Na trama semântica do termo mfûmu, encontramos duas dimensões onde intervenham três grupos de significações:

1) Dimensões

(i) Uma só linhagem uterina exerce o poder: (a) mfûma quer dizer menstruações (Laman, 1936: 556); (b) vûmu: útero ou gravidez (Laman, 1936); (c) mfûmu: irmão mais velho numa linhagem composta de várias famílias.

(ii) Institucionalização do poder: (a) Assembleia consultativa (Laman, 1936: 556) que emite orientações e práticas por executar; (b) vûmu: ventre como símbolo da exigência alimentar; (c) mfûmu: proprietário de bens, terras e homem livre.

A seguir, vamos tentar construir a raiz semântica na sua evolução a partir das amostras morfológicas que encontramos nas outras línguas bantu.

Kikôngo

1) Mfûmu = +ûm (autoridade)

2) Ñkûmba = +ûm (cordão umbilical/origem de vários irmãos/nome)

3) Ndûmbululu = +ûm (nome; história da linhagem/família)

Lyumbûndu

1) Utumini = +um (Autoridade)

2) Ocikumbo/a = +um (família; conjunto de casas num só recinto: eumbu)
3) Untûmbulu = +um (nome da família das pessoas do mesmo nkûndu: aldeia)

- - -

▸ PROBLEMA PROPOSTO 1:
Altere as linhas entre a que contém "contour-label: 11760 <box>253" e a que contém "contour <box>72 83 797 97</box>", inclusive, substituindo "station-marker" por "station-point" e mantendo todo o resto igual.
O texto não tem relação alguma com as linhas.

▸ REGISTROS EXTRAÍDOS:
- - -

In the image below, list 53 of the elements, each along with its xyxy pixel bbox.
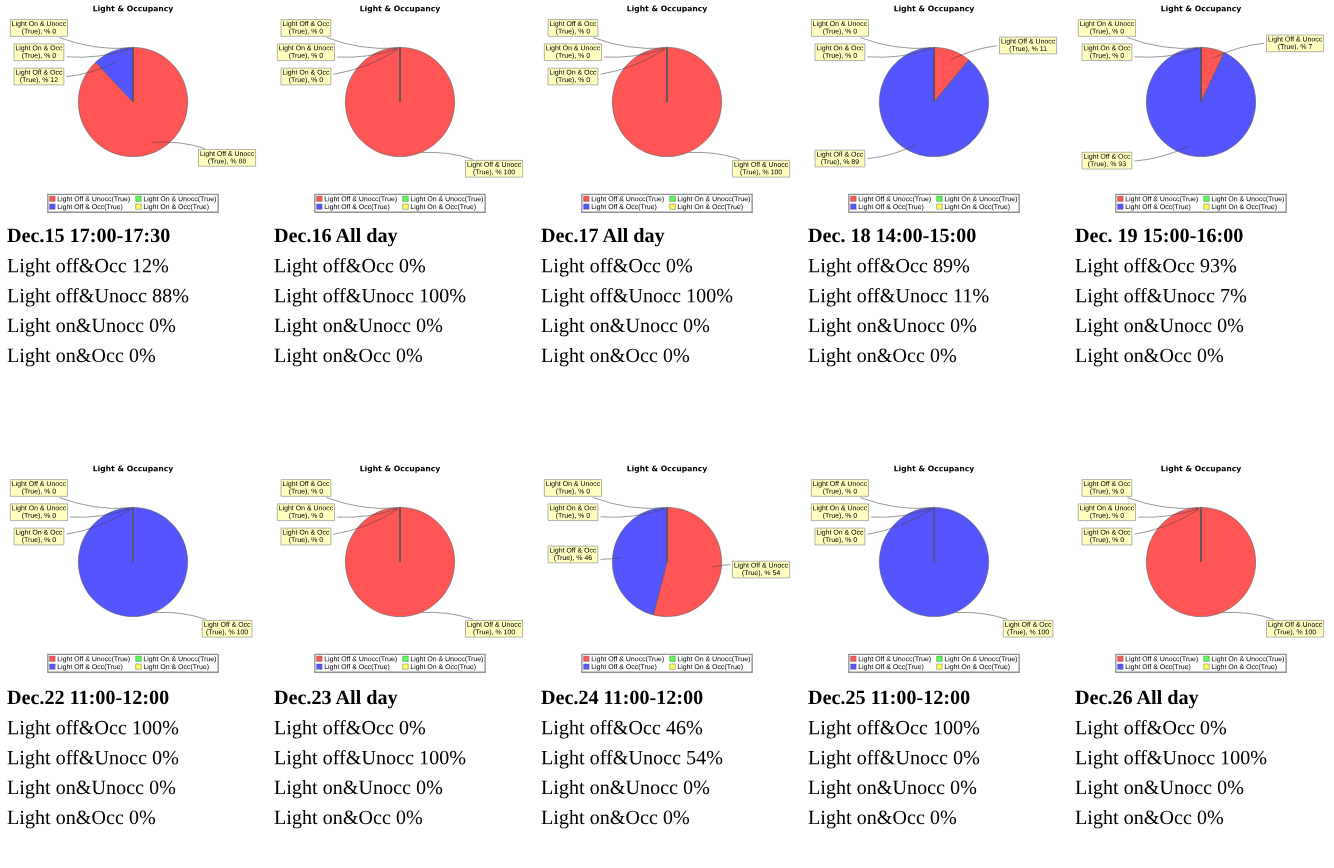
- text: Light on&Occ 0%: [808, 348, 957, 367]
- pie-slice: [78, 47, 188, 157]
- pie-slice: [1146, 47, 1256, 157]
- text: Light on&Unocc 0%: [808, 780, 977, 799]
- text: Light on&Unocc 0%: [1075, 780, 1244, 799]
- text: Light on&Unocc 0%: [7, 318, 176, 337]
- text: Light on&Unocc 0%: [541, 318, 710, 337]
- text: Light off&Occ 46%: [541, 720, 703, 739]
- text: Light on&Unocc 0%: [274, 318, 443, 337]
- text: Light on&Unocc 0%: [808, 318, 977, 337]
- text: Light on&Occ 0%: [541, 810, 690, 829]
- text: Light on&Occ 0%: [274, 810, 423, 829]
- text: Light off&Unocc 7%: [1075, 288, 1247, 307]
- text: Light off&Unocc 100%: [274, 750, 466, 769]
- text: Light off&Occ 0%: [274, 258, 426, 277]
- text: Dec. 18 14:00-15:00: [808, 228, 976, 243]
- text: Dec.15 17:00-17:30: [7, 228, 170, 243]
- text: Dec. 19 15:00-16:00: [1075, 228, 1243, 243]
- text: Dec.16 All day: [274, 228, 398, 247]
- text: Light off&Occ 100%: [808, 720, 980, 739]
- text: Light on&Occ 0%: [541, 348, 690, 367]
- text: Light on&Occ 0%: [274, 348, 423, 367]
- text: Dec.23 All day: [274, 690, 398, 709]
- text: Light off&Unocc 100%: [1075, 750, 1267, 769]
- text: Light on&Occ 0%: [7, 348, 156, 367]
- text: Dec.17 All day: [541, 228, 665, 247]
- text: Light off&Occ 89%: [808, 258, 970, 277]
- text: Light off&Occ 100%: [7, 720, 179, 739]
- text: Light on&Occ 0%: [1075, 810, 1224, 829]
- text: Light off&Occ 0%: [1075, 720, 1227, 739]
- text: Light off&Unocc 100%: [541, 288, 733, 307]
- text: Light off&Unocc 0%: [7, 750, 179, 769]
- text: Dec.24 11:00-12:00: [541, 690, 703, 705]
- text: Light off&Unocc 11%: [808, 288, 989, 307]
- text: Dec.22 11:00-12:00: [7, 690, 169, 705]
- text: Light off&Unocc 100%: [274, 288, 466, 307]
- text: Dec.26 All day: [1075, 690, 1199, 709]
- text: Light on&Unocc 0%: [541, 780, 710, 799]
- text: Light on&Unocc 0%: [1075, 318, 1244, 337]
- text: Light off&Unocc 54%: [541, 750, 723, 769]
- text: Light off&Unocc 88%: [7, 288, 189, 307]
- text: Light off&Occ 93%: [1075, 258, 1237, 277]
- text: Light off&Occ 12%: [7, 258, 169, 277]
- text: Light on&Unocc 0%: [7, 780, 176, 799]
- text: Light off&Occ 0%: [541, 258, 693, 277]
- pie-slice: [879, 47, 989, 157]
- text: Light on&Occ 0%: [808, 810, 957, 829]
- text: Light on&Unocc 0%: [274, 780, 443, 799]
- text: Light off&Unocc 0%: [808, 750, 980, 769]
- text: Light on&Occ 0%: [7, 810, 156, 829]
- text: Light on&Occ 0%: [1075, 348, 1224, 367]
- text: Light off&Occ 0%: [274, 720, 426, 739]
- text: Dec.25 11:00-12:00: [808, 690, 970, 705]
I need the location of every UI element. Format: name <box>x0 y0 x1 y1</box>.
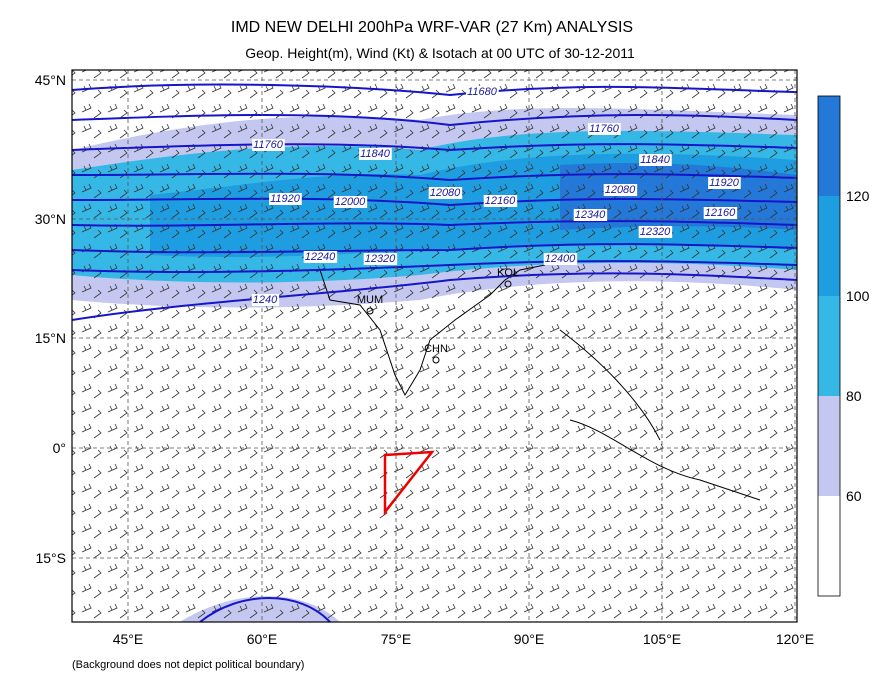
contour-label: 11760 <box>253 139 284 151</box>
colorbar-segment <box>818 296 840 396</box>
contour <box>72 143 797 152</box>
colorbar-label: 120 <box>846 188 870 204</box>
lat-label: 30°N <box>35 211 66 227</box>
colorbar-frame <box>817 95 841 597</box>
colorbar-segment <box>818 396 840 496</box>
contour <box>199 597 331 622</box>
contour-label: 11760 <box>589 123 620 135</box>
contour-label: 11920 <box>709 177 740 189</box>
lat-label: 45°N <box>35 72 66 88</box>
contour-label: 12080 <box>430 187 461 199</box>
coastline-india <box>319 264 546 397</box>
contour-label: 11920 <box>270 193 301 205</box>
wind-barbs <box>72 70 797 622</box>
contour-label: 12320 <box>365 253 396 265</box>
contour-label-bg <box>303 251 338 263</box>
colorbar-label: 80 <box>846 388 862 404</box>
colorbar-label: 100 <box>846 288 870 304</box>
station-label: MUM <box>357 294 383 306</box>
contour-label: 11680 <box>467 86 498 98</box>
contour-label: 11840 <box>640 154 671 166</box>
contour-label: 12240 <box>305 251 336 263</box>
lon-label: 90°E <box>514 631 545 647</box>
station-label: CHN <box>424 343 448 355</box>
contour <box>72 220 797 227</box>
station-marker <box>366 307 374 315</box>
contour-label-bg <box>483 195 518 207</box>
map-frame <box>71 69 798 623</box>
station-marker <box>504 280 512 288</box>
footnote: (Background does not depict political bo… <box>72 659 304 671</box>
contour <box>72 83 797 97</box>
contour-label: 11840 <box>360 148 391 160</box>
contour-label-bg <box>466 86 499 98</box>
contour-label-bg <box>428 187 463 199</box>
contour-label: 12400 <box>545 253 576 265</box>
contour-label-bg <box>363 253 398 265</box>
contour-label-bg <box>252 139 285 151</box>
lat-label: 15°S <box>35 550 66 566</box>
contour-label-bg <box>603 184 638 196</box>
lon-label: 75°E <box>381 631 412 647</box>
map-area <box>72 70 797 622</box>
highlight-triangle <box>383 450 435 516</box>
coastline-asia <box>559 329 761 501</box>
contour-label: 12340 <box>575 209 606 221</box>
contour-label-bg <box>573 209 608 221</box>
contour-label-bg <box>333 196 368 208</box>
contour <box>72 172 797 182</box>
contour-label-bg <box>251 294 280 306</box>
contour <box>72 114 797 127</box>
contour <box>72 243 797 254</box>
contour-label: 12320 <box>640 226 671 238</box>
title: IMD NEW DELHI 200hPa WRF-VAR (27 Km) ANA… <box>231 19 633 36</box>
graticule <box>72 70 797 622</box>
station-label: KOL <box>497 267 519 279</box>
contour <box>72 272 797 321</box>
lon-label: 60°E <box>247 631 278 647</box>
contour-label-bg <box>588 123 621 135</box>
contour-label-bg <box>638 226 673 238</box>
contour-label: 12000 <box>335 196 366 208</box>
contour-label-bg <box>639 154 672 166</box>
contour <box>72 197 797 207</box>
colorbar-segment <box>818 496 840 596</box>
station-marker <box>432 356 440 364</box>
contour-label-bg <box>359 148 392 160</box>
contour <box>72 260 797 274</box>
subtitle: Geop. Height(m), Wind (Kt) & Isotach at … <box>245 45 635 61</box>
contour-label-bg <box>703 207 738 219</box>
lon-label: 45°E <box>113 631 144 647</box>
contour-label-bg <box>708 177 741 189</box>
contour-label: 12160 <box>485 195 516 207</box>
lat-label: 15°N <box>35 330 66 346</box>
contour-label-bg <box>269 193 302 205</box>
lon-label: 120°E <box>776 631 814 647</box>
contour-label-bg <box>543 253 578 265</box>
colorbar-segment <box>818 196 840 296</box>
colorbar-segment <box>818 96 840 196</box>
lon-label: 105°E <box>643 631 681 647</box>
lat-label: 0° <box>53 440 66 456</box>
contour-label: 1240 <box>253 294 278 306</box>
contour-label: 12160 <box>705 207 736 219</box>
colorbar-label: 60 <box>846 488 862 504</box>
contour-label: 12080 <box>605 184 636 196</box>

- - -

▸ PROBLEMA PROPOSTO 2:
Quais palavras o texto sobre o termo mfûmu lista sob o título Kikôngo?

▸ RESPOSTA ESPERADA 1:
contour-label: 11760 <box>253 139 284 151</box>
colorbar-segment <box>818 296 840 396</box>
contour <box>72 143 797 152</box>
colorbar-label: 120 <box>846 188 870 204</box>
lat-label: 30°N <box>35 211 66 227</box>
colorbar-frame <box>817 95 841 597</box>
colorbar-segment <box>818 396 840 496</box>
contour <box>199 597 331 622</box>
contour-label: 11760 <box>589 123 620 135</box>
contour-label: 11920 <box>709 177 740 189</box>
lat-label: 45°N <box>35 72 66 88</box>
contour-label: 12080 <box>430 187 461 199</box>
coastline-india <box>319 264 546 397</box>
contour-label: 11920 <box>270 193 301 205</box>
wind-barbs <box>72 70 797 622</box>
contour-label: 12320 <box>365 253 396 265</box>
contour-label-bg <box>303 251 338 263</box>
colorbar-label: 80 <box>846 388 862 404</box>
colorbar-label: 100 <box>846 288 870 304</box>
station-label: MUM <box>357 294 383 306</box>
contour-label: 11680 <box>467 86 498 98</box>
contour-label: 11840 <box>640 154 671 166</box>
contour-label: 12240 <box>305 251 336 263</box>
lon-label: 90°E <box>514 631 545 647</box>
station-label: CHN <box>424 343 448 355</box>
contour <box>72 220 797 227</box>
station-point <box>366 307 374 315</box>
contour-label-bg <box>483 195 518 207</box>
map-frame <box>71 69 798 623</box>
station-point <box>504 280 512 288</box>
footnote: (Background does not depict political bo… <box>72 659 304 671</box>
contour <box>72 83 797 97</box>

▸ RESPOSTA ESPERADA 2:
Mfûmu, Ñkûmba e Ndûmbululu.